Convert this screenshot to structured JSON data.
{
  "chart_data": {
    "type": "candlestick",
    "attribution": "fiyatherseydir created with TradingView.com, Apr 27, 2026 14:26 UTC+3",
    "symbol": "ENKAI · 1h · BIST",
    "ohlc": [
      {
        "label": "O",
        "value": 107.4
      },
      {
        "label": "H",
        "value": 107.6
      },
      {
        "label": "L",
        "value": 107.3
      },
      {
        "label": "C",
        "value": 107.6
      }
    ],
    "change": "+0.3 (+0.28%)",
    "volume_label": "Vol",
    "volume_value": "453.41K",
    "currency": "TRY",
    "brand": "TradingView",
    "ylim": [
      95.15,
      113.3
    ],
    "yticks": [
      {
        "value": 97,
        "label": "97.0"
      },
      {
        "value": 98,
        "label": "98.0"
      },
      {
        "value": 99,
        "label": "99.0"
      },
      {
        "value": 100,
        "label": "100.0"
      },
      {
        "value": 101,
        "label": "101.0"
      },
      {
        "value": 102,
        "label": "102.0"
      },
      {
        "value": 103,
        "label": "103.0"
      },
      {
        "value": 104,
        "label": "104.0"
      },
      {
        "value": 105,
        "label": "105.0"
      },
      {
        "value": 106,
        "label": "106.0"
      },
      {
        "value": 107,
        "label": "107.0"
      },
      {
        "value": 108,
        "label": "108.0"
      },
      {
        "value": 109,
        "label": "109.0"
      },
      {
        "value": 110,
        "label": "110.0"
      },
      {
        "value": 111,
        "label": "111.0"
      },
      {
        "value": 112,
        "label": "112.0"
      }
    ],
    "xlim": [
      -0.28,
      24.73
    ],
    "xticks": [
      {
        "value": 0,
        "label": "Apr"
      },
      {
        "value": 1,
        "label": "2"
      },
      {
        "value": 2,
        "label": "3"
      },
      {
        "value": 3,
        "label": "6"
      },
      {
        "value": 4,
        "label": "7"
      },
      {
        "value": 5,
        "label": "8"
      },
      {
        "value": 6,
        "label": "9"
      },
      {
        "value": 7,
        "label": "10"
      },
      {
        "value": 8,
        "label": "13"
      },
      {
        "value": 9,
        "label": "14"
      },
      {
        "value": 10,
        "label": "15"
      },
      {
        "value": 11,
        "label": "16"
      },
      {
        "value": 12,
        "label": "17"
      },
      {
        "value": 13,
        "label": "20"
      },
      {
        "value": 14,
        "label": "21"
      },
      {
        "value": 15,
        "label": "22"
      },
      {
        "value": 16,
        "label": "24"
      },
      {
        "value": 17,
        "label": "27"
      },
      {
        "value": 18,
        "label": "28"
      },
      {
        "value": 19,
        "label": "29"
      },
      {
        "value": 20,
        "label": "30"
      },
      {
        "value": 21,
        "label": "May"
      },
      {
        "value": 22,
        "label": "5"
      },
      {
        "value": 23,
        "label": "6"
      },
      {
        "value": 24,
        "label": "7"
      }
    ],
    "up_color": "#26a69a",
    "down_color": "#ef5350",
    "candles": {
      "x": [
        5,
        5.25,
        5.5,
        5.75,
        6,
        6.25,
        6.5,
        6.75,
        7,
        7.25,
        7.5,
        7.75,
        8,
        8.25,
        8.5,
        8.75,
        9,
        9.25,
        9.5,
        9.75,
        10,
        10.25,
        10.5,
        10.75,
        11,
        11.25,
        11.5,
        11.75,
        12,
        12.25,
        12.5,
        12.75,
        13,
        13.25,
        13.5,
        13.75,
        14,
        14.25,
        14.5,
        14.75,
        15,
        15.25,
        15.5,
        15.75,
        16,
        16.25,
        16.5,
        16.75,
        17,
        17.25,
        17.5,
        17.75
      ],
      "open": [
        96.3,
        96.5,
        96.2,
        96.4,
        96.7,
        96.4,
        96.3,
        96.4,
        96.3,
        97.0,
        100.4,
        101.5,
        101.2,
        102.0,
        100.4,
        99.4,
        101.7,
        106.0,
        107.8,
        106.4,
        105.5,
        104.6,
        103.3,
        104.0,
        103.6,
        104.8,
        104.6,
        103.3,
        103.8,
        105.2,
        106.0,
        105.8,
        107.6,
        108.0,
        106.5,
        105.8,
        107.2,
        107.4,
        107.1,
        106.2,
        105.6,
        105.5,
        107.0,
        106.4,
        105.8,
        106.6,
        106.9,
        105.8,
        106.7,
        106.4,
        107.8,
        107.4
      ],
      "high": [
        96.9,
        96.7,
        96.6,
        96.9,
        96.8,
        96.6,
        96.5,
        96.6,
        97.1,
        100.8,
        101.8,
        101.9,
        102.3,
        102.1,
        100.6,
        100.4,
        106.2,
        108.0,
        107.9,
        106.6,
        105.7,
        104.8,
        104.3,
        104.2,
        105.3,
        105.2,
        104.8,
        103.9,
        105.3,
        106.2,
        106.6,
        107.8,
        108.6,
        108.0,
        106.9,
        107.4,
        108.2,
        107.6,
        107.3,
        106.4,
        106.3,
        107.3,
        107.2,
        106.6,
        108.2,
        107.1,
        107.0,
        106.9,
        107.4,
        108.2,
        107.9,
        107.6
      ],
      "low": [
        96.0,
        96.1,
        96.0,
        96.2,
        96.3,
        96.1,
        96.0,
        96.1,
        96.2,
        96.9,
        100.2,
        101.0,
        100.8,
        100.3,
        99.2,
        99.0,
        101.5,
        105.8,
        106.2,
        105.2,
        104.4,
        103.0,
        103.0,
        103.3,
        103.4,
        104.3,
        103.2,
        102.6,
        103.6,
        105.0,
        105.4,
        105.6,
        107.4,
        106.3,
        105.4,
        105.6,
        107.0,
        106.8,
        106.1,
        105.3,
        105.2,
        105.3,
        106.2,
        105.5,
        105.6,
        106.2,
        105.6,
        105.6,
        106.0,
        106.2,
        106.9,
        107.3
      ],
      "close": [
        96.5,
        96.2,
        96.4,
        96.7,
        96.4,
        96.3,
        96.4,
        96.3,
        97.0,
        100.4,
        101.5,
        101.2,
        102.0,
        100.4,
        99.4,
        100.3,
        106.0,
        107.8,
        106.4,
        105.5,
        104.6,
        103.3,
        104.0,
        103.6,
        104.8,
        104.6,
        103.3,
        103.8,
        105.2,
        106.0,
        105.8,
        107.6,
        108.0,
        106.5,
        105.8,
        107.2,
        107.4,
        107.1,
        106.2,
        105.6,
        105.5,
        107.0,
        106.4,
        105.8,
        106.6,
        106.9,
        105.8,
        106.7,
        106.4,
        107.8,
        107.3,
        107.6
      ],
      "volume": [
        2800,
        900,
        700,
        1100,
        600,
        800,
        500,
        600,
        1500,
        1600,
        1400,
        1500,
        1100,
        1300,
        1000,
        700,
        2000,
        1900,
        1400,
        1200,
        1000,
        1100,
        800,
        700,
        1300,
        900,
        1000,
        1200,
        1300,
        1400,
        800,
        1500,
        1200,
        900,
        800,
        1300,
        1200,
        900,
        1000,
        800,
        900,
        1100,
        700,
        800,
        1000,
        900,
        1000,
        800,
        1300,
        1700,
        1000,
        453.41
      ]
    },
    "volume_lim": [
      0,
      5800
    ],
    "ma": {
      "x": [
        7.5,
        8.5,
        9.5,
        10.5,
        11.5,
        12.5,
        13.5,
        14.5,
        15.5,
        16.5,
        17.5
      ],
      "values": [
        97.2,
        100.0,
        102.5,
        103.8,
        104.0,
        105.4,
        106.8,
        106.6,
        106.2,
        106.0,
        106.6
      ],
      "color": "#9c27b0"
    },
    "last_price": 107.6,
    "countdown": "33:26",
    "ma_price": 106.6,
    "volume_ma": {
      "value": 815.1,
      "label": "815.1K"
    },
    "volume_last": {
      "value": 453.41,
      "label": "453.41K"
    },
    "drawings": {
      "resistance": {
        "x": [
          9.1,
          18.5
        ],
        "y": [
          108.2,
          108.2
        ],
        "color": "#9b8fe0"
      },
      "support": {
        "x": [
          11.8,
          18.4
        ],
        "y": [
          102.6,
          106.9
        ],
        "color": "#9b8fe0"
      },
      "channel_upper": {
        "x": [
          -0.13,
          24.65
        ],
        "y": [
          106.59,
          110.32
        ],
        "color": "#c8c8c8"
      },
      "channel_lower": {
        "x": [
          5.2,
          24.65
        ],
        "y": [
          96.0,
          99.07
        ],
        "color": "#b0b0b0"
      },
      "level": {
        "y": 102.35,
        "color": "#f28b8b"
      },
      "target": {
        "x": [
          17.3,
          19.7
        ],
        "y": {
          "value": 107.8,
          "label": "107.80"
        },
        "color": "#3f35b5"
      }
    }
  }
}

----

> _Do this_
Gather each line that holds "TradingView".

> _Output for this task_
    "attribution": "fiyatherseydir created with TradingView.com, Apr 27, 2026 14:26 UTC+3",
    "brand": "TradingView",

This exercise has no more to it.